## PROMPT
Every line that includes the word "this" is to be listed.

## MATERIAL PROVIDED
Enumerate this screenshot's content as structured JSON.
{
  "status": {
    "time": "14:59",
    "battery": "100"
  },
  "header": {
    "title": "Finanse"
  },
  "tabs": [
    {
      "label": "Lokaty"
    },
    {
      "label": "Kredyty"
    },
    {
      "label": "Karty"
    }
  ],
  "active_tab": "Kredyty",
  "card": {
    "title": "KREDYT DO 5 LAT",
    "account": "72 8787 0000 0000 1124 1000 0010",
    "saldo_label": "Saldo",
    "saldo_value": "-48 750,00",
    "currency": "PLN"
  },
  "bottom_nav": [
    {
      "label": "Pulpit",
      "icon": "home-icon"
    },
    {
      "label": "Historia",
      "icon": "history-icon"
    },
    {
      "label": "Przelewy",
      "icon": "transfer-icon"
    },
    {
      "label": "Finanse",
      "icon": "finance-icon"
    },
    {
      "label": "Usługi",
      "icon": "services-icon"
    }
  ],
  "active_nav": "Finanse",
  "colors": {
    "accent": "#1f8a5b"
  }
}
...
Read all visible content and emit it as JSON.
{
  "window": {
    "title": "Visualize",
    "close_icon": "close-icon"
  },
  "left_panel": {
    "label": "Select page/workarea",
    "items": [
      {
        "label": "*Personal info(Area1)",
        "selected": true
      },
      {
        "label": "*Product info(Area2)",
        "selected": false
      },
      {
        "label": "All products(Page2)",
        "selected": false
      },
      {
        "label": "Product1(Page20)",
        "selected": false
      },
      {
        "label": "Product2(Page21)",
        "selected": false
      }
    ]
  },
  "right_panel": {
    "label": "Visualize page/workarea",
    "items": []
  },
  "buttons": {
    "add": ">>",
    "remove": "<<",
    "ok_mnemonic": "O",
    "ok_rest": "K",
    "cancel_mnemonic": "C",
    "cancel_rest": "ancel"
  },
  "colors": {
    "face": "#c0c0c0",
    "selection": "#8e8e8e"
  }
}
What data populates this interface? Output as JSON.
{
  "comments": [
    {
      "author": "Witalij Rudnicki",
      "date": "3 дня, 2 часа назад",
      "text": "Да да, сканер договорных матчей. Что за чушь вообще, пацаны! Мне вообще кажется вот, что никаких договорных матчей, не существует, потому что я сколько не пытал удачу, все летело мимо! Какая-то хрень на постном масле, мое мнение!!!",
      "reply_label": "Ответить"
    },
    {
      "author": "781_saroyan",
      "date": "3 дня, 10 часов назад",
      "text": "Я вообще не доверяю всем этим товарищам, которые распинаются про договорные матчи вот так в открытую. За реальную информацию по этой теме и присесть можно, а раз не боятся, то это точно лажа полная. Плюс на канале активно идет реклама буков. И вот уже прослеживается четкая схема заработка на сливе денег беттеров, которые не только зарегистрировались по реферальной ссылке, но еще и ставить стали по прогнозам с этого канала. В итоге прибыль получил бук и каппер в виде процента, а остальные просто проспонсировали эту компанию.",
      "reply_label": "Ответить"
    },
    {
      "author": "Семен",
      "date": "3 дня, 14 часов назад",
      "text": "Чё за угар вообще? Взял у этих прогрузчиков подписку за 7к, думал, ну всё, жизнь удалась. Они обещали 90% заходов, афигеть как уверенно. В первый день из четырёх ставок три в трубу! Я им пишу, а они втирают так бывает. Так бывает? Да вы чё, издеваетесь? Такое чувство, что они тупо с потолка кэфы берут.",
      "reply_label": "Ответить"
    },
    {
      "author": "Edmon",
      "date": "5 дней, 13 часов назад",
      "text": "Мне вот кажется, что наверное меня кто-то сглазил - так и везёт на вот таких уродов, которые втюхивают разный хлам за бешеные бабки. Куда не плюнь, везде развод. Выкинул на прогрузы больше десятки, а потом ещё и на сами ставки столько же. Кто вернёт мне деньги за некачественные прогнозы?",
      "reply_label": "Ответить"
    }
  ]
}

## EXERCISE ANSWER
Enumerate this screenshot's content as structured JSON.
What data populates this interface? Output as JSON.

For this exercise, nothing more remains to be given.